» **WHAT YOU SHOULD DO**
Identify the lines that include the word "name", then copy all of them.

» **SOURCE DATA**
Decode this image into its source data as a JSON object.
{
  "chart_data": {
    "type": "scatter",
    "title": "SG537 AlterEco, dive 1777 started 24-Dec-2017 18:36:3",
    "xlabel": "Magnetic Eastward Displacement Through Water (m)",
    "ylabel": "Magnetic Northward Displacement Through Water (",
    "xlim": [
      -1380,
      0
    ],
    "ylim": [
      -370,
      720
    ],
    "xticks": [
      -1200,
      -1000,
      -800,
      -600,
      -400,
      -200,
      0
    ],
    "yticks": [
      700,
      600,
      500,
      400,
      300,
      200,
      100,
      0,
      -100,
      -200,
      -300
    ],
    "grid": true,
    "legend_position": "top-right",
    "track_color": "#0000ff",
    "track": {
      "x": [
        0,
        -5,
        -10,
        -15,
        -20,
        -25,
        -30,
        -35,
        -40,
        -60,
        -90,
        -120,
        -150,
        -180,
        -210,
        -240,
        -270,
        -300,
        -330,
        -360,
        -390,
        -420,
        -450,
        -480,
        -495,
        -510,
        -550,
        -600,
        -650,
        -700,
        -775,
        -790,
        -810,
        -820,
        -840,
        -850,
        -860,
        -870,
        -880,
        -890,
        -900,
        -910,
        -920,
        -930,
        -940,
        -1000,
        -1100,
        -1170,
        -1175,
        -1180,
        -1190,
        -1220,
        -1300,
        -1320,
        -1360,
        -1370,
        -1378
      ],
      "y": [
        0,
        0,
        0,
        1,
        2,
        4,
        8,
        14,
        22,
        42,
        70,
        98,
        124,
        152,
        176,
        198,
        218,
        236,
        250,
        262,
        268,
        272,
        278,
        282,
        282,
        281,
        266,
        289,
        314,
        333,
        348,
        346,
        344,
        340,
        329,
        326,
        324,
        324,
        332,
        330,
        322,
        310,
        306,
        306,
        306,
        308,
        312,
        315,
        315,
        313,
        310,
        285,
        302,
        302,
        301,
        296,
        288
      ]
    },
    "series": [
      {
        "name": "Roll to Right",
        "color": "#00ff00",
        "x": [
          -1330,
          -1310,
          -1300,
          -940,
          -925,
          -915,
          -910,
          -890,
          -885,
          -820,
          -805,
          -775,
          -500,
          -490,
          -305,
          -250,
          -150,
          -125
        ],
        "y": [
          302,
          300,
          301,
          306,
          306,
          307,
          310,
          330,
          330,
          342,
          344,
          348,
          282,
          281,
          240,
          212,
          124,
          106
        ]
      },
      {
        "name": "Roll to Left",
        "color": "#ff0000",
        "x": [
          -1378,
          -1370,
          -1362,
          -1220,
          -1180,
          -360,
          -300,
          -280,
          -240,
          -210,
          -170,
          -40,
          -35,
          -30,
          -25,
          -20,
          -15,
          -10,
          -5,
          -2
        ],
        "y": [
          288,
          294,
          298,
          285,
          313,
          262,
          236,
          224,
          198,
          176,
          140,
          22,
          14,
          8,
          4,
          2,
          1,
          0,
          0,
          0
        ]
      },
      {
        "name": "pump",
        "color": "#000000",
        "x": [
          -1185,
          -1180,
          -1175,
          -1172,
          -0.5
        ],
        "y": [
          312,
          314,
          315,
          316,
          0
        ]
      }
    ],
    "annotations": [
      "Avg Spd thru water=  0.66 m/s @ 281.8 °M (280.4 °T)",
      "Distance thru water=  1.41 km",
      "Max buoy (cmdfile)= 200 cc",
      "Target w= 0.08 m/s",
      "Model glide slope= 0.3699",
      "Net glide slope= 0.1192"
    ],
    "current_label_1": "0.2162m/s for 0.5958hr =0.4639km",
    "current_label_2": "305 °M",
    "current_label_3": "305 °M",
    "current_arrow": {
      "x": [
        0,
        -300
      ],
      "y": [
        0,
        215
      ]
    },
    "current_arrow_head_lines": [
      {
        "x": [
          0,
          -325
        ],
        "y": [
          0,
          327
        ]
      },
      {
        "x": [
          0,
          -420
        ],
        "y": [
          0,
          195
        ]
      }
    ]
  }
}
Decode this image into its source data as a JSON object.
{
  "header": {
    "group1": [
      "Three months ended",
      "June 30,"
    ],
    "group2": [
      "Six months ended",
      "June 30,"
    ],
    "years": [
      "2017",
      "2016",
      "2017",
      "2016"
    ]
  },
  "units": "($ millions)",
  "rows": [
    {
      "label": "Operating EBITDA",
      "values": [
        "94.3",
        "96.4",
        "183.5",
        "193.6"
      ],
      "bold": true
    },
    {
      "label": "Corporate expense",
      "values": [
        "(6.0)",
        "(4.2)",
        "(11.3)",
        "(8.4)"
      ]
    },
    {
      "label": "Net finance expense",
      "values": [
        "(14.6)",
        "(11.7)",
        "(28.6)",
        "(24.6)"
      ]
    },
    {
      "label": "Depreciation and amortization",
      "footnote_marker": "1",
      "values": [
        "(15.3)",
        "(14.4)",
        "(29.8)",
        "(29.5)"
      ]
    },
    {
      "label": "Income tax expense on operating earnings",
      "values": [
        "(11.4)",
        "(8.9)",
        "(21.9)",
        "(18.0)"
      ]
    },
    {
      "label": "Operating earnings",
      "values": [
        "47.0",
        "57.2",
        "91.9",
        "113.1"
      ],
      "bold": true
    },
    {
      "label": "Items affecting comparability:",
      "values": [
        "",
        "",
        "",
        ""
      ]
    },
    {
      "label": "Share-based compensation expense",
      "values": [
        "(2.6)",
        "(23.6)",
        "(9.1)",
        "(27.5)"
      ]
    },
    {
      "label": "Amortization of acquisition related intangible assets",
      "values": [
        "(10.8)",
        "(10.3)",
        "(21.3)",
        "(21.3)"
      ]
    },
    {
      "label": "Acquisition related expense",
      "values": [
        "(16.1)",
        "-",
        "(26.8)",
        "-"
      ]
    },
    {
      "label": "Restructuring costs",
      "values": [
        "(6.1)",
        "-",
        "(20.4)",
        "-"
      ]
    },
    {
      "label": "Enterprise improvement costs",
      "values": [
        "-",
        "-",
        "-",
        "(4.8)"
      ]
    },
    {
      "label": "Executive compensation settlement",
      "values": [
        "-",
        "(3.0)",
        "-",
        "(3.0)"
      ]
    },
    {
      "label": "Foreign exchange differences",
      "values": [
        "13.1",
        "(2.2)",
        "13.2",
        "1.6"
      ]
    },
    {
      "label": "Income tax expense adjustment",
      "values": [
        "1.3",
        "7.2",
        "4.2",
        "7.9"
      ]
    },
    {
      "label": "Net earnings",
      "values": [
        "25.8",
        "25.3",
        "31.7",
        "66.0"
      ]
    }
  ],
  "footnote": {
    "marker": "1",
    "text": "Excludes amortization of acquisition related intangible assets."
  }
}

» **RESPONSE FOR THIS EXERCISE**
        "name": "Roll to Right",
        "name": "Roll to Left",
        "name": "pump",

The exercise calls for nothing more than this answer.